* begin DATASET ROWS *
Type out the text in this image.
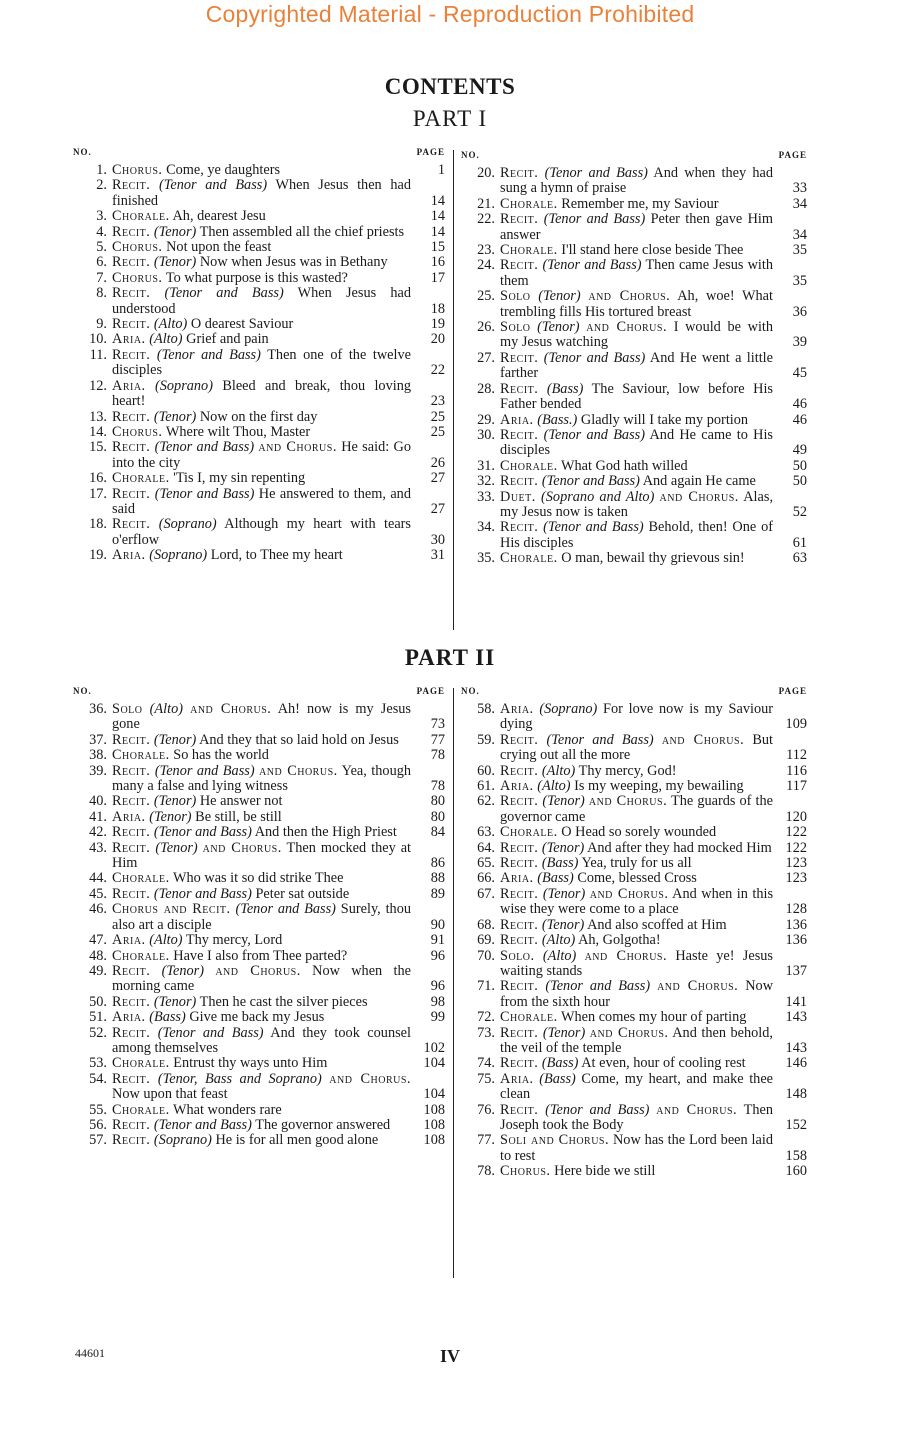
Copyrighted Material - Reproduction Prohibited
CONTENTS
PART I
NO.	PAGE
1. Chorus. Come, ye daughters	1
2. Recit. (Tenor and Bass) When Jesus then had finished	14
3. Chorale. Ah, dearest Jesu	14
4. Recit. (Tenor) Then assembled all the chief priests	14
5. Chorus. Not upon the feast	15
6. Recit. (Tenor) Now when Jesus was in Bethany	16
7. Chorus. To what purpose is this wasted?	17
8. Recit. (Tenor and Bass) When Jesus had understood	18
9. Recit. (Alto) O dearest Saviour	19
10. Aria. (Alto) Grief and pain	20
11. Recit. (Tenor and Bass) Then one of the twelve disciples	22
12. Aria. (Soprano) Bleed and break, thou loving heart!	23
13. Recit. (Tenor) Now on the first day	25
14. Chorus. Where wilt Thou, Master	25
15. Recit. (Tenor and Bass) and Chorus. He said: Go into the city	26
16. Chorale. 'Tis I, my sin repenting	27
17. Recit. (Tenor and Bass) He answered to them, and said	27
18. Recit. (Soprano) Although my heart with tears o'erflow	30
19. Aria. (Soprano) Lord, to Thee my heart	31
NO.	PAGE
20. Recit. (Tenor and Bass) And when they had sung a hymn of praise	33
21. Chorale. Remember me, my Saviour	34
22. Recit. (Tenor and Bass) Peter then gave Him answer	34
23. Chorale. I'll stand here close beside Thee	35
24. Recit. (Tenor and Bass) Then came Jesus with them	35
25. Solo (Tenor) and Chorus. Ah, woe! What trembling fills His tortured breast	36
26. Solo (Tenor) and Chorus. I would be with my Jesus watching	39
27. Recit. (Tenor and Bass) And He went a little farther	45
28. Recit. (Bass) The Saviour, low before His Father bended	46
29. Aria. (Bass.) Gladly will I take my portion	46
30. Recit. (Tenor and Bass) And He came to His disciples	49
31. Chorale. What God hath willed	50
32. Recit. (Tenor and Bass) And again He came	50
33. Duet. (Soprano and Alto) and Chorus. Alas, my Jesus now is taken	52
34. Recit. (Tenor and Bass) Behold, then! One of His disciples	61
35. Chorale. O man, bewail thy grievous sin!	63
PART II
NO.	PAGE
36. Solo (Alto) and Chorus. Ah! now is my Jesus gone	73
37. Recit. (Tenor) And they that so laid hold on Jesus	77
38. Chorale. So has the world	78
39. Recit. (Tenor and Bass) and Chorus. Yea, though many a false and lying witness	78
40. Recit. (Tenor) He answer not	80
41. Aria. (Tenor) Be still, be still	80
42. Recit. (Tenor and Bass) And then the High Priest	84
43. Recit. (Tenor) and Chorus. Then mocked they at Him	86
44. Chorale. Who was it so did strike Thee	88
45. Recit. (Tenor and Bass) Peter sat outside	89
46. Chorus and Recit. (Tenor and Bass) Surely, thou also art a disciple	90
47. Aria. (Alto) Thy mercy, Lord	91
48. Chorale. Have I also from Thee parted?	96
49. Recit. (Tenor) and Chorus. Now when the morning came	96
50. Recit. (Tenor) Then he cast the silver pieces	98
51. Aria. (Bass) Give me back my Jesus	99
52. Recit. (Tenor and Bass) And they took counsel among themselves	102
53. Chorale. Entrust thy ways unto Him	104
54. Recit. (Tenor, Bass and Soprano) and Chorus. Now upon that feast	104
55. Chorale. What wonders rare	108
56. Recit. (Tenor and Bass) The governor answered	108
57. Recit. (Soprano) He is for all men good alone	108
NO.	PAGE
58. Aria. (Soprano) For love now is my Saviour dying	109
59. Recit. (Tenor and Bass) and Chorus. But crying out all the more	112
60. Recit. (Alto) Thy mercy, God!	116
61. Aria. (Alto) Is my weeping, my bewailing	117
62. Recit. (Tenor) and Chorus. The guards of the governor came	120
63. Chorale. O Head so sorely wounded	122
64. Recit. (Tenor) And after they had mocked Him 122
65. Recit. (Bass) Yea, truly for us all	123
66. Aria. (Bass) Come, blessed Cross	123
67. Recit. (Tenor) and Chorus. And when in this wise they were come to a place	128
68. Recit. (Tenor) And also scoffed at Him	136
69. Recit. (Alto) Ah, Golgotha!	136
70. Solo. (Alto) and Chorus. Haste ye! Jesus waiting stands	137
71. Recit. (Tenor and Bass) and Chorus. Now from the sixth hour	141
72. Chorale. When comes my hour of parting	143
73. Recit. (Tenor) and Chorus. And then behold, the veil of the temple	143
74. Recit. (Bass) At even, hour of cooling rest	146
75. Aria. (Bass) Come, my heart, and make thee clean	148
76. Recit. (Tenor and Bass) and Chorus. Then Joseph took the Body	152
77. Soli and Chorus. Now has the Lord been laid to rest	158
78. Chorus. Here bide we still	160
44601	IV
* end DATASET ROWS *
▶ _STATED GOAL_
Strip out the images, then output the records above word for word.

▶ _EXERCISE OUTPUT_
Type out the text in this image.
Copyrighted Material - Reproduction Prohibited
CONTENTS
PART I
NO.	PAGE
1. Chorus. Come, ye daughters	1
2. Recit. (Tenor and Bass) When Jesus then had finished	14
3. Chorale. Ah, dearest Jesu	14
4. Recit. (Tenor) Then assembled all the chief priests	14
5. Chorus. Not upon the feast	15
6. Recit. (Tenor) Now when Jesus was in Bethany	16
7. Chorus. To what purpose is this wasted?	17
8. Recit. (Tenor and Bass) When Jesus had understood	18
9. Recit. (Alto) O dearest Saviour	19
10. Aria. (Alto) Grief and pain	20
11. Recit. (Tenor and Bass) Then one of the twelve disciples	22
12. Aria. (Soprano) Bleed and break, thou loving heart!	23
13. Recit. (Tenor) Now on the first day	25
14. Chorus. Where wilt Thou, Master	25
15. Recit. (Tenor and Bass) and Chorus. He said: Go into the city	26
16. Chorale. 'Tis I, my sin repenting	27
17. Recit. (Tenor and Bass) He answered to them, and said	27
18. Recit. (Soprano) Although my heart with tears o'erflow	30
19. Aria. (Soprano) Lord, to Thee my heart	31
NO.	PAGE
20. Recit. (Tenor and Bass) And when they had sung a hymn of praise	33
21. Chorale. Remember me, my Saviour	34
22. Recit. (Tenor and Bass) Peter then gave Him answer	34
23. Chorale. I'll stand here close beside Thee	35
24. Recit. (Tenor and Bass) Then came Jesus with them	35
25. Solo (Tenor) and Chorus. Ah, woe! What trembling fills His tortured breast	36
26. Solo (Tenor) and Chorus. I would be with my Jesus watching	39
27. Recit. (Tenor and Bass) And He went a little farther	45
28. Recit. (Bass) The Saviour, low before His Father bended	46
29. Aria. (Bass.) Gladly will I take my portion	46
30. Recit. (Tenor and Bass) And He came to His disciples	49
31. Chorale. What God hath willed	50
32. Recit. (Tenor and Bass) And again He came	50
33. Duet. (Soprano and Alto) and Chorus. Alas, my Jesus now is taken	52
34. Recit. (Tenor and Bass) Behold, then! One of His disciples	61
35. Chorale. O man, bewail thy grievous sin!	63
PART II
NO.	PAGE
36. Solo (Alto) and Chorus. Ah! now is my Jesus gone	73
37. Recit. (Tenor) And they that so laid hold on Jesus	77
38. Chorale. So has the world	78
39. Recit. (Tenor and Bass) and Chorus. Yea, though many a false and lying witness	78
40. Recit. (Tenor) He answer not	80
41. Aria. (Tenor) Be still, be still	80
42. Recit. (Tenor and Bass) And then the High Priest	84
43. Recit. (Tenor) and Chorus. Then mocked they at Him	86
44. Chorale. Who was it so did strike Thee	88
45. Recit. (Tenor and Bass) Peter sat outside	89
46. Chorus and Recit. (Tenor and Bass) Surely, thou also art a disciple	90
47. Aria. (Alto) Thy mercy, Lord	91
48. Chorale. Have I also from Thee parted?	96
49. Recit. (Tenor) and Chorus. Now when the morning came	96
50. Recit. (Tenor) Then he cast the silver pieces	98
51. Aria. (Bass) Give me back my Jesus	99
52. Recit. (Tenor and Bass) And they took counsel among themselves	102
53. Chorale. Entrust thy ways unto Him	104
54. Recit. (Tenor, Bass and Soprano) and Chorus. Now upon that feast	104
55. Chorale. What wonders rare	108
56. Recit. (Tenor and Bass) The governor answered	108
57. Recit. (Soprano) He is for all men good alone	108
NO.	PAGE
58. Aria. (Soprano) For love now is my Saviour dying	109
59. Recit. (Tenor and Bass) and Chorus. But crying out all the more	112
60. Recit. (Alto) Thy mercy, God!	116
61. Aria. (Alto) Is my weeping, my bewailing	117
62. Recit. (Tenor) and Chorus. The guards of the governor came	120
63. Chorale. O Head so sorely wounded	122
64. Recit. (Tenor) And after they had mocked Him 122
65. Recit. (Bass) Yea, truly for us all	123
66. Aria. (Bass) Come, blessed Cross	123
67. Recit. (Tenor) and Chorus. And when in this wise they were come to a place	128
68. Recit. (Tenor) And also scoffed at Him	136
69. Recit. (Alto) Ah, Golgotha!	136
70. Solo. (Alto) and Chorus. Haste ye! Jesus waiting stands	137
71. Recit. (Tenor and Bass) and Chorus. Now from the sixth hour	141
72. Chorale. When comes my hour of parting	143
73. Recit. (Tenor) and Chorus. And then behold, the veil of the temple	143
74. Recit. (Bass) At even, hour of cooling rest	146
75. Aria. (Bass) Come, my heart, and make thee clean	148
76. Recit. (Tenor and Bass) and Chorus. Then Joseph took the Body	152
77. Soli and Chorus. Now has the Lord been laid to rest	158
78. Chorus. Here bide we still	160
44601	IV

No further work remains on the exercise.